_Problem_
Copy every entry precisely.

>> START Task material

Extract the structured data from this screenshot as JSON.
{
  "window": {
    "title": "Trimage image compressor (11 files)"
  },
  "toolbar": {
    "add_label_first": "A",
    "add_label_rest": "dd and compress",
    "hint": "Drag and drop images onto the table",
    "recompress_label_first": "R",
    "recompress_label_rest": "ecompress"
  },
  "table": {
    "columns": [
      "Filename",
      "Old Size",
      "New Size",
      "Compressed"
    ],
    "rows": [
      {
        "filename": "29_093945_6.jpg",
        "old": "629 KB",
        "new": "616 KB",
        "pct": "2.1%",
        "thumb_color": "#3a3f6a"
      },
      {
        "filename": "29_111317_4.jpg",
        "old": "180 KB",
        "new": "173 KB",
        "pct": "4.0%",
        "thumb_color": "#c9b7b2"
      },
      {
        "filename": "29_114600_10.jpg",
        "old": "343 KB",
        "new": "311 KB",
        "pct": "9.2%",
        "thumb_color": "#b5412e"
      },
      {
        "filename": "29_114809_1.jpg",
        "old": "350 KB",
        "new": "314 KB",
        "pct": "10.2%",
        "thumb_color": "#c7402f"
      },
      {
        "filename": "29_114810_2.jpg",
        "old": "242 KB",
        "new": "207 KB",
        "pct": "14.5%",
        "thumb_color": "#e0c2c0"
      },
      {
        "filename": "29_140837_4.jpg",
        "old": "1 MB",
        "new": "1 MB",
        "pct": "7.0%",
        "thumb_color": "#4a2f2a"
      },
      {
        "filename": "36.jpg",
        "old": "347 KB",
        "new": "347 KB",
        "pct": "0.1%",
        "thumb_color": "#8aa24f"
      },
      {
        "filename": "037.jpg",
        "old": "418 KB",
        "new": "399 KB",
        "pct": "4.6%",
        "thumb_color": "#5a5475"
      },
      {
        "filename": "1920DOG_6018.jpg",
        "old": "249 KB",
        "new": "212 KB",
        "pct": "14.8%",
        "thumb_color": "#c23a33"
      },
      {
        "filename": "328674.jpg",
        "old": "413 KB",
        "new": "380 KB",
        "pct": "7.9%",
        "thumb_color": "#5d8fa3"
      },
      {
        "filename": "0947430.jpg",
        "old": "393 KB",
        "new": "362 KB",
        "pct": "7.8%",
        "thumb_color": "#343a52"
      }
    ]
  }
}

>> END Task material

_Reply to the exercise_
Extract the structured data from this screenshot as JSON.
{
  "window": {
    "title": "Trimage image compressor (11 files)"
  },
  "toolbar": {
    "add_label_first": "A",
    "add_label_rest": "dd and compress",
    "hint": "Drag and drop images onto the table",
    "recompress_label_first": "R",
    "recompress_label_rest": "ecompress"
  },
  "table": {
    "columns": [
      "Filename",
      "Old Size",
      "New Size",
      "Compressed"
    ],
    "rows": [
      {
        "filename": "29_093945_6.jpg",
        "old": "629 KB",
        "new": "616 KB",
        "pct": "2.1%",
        "thumb_color": "#3a3f6a"
      },
      {
        "filename": "29_111317_4.jpg",
        "old": "180 KB",
        "new": "173 KB",
        "pct": "4.0%",
        "thumb_color": "#c9b7b2"
      },
      {
        "filename": "29_114600_10.jpg",
        "old": "343 KB",
        "new": "311 KB",
        "pct": "9.2%",
        "thumb_color": "#b5412e"
      },
      {
        "filename": "29_114809_1.jpg",
        "old": "350 KB",
        "new": "314 KB",
        "pct": "10.2%",
        "thumb_color": "#c7402f"
      },
      {
        "filename": "29_114810_2.jpg",
        "old": "242 KB",
        "new": "207 KB",
        "pct": "14.5%",
        "thumb_color": "#e0c2c0"
      },
      {
        "filename": "29_140837_4.jpg",
        "old": "1 MB",
        "new": "1 MB",
        "pct": "7.0%",
        "thumb_color": "#4a2f2a"
      },
      {
        "filename": "36.jpg",
        "old": "347 KB",
        "new": "347 KB",
        "pct": "0.1%",
        "thumb_color": "#8aa24f"
      },
      {
        "filename": "037.jpg",
        "old": "418 KB",
        "new": "399 KB",
        "pct": "4.6%",
        "thumb_color": "#5a5475"
      },
      {
        "filename": "1920DOG_6018.jpg",
        "old": "249 KB",
        "new": "212 KB",
        "pct": "14.8%",
        "thumb_color": "#c23a33"
      },
      {
        "filename": "328674.jpg",
        "old": "413 KB",
        "new": "380 KB",
        "pct": "7.9%",
        "thumb_color": "#5d8fa3"
      },
      {
        "filename": "0947430.jpg",
        "old": "393 KB",
        "new": "362 KB",
        "pct": "7.8%",
        "thumb_color": "#343a52"
      }
    ]
  }
}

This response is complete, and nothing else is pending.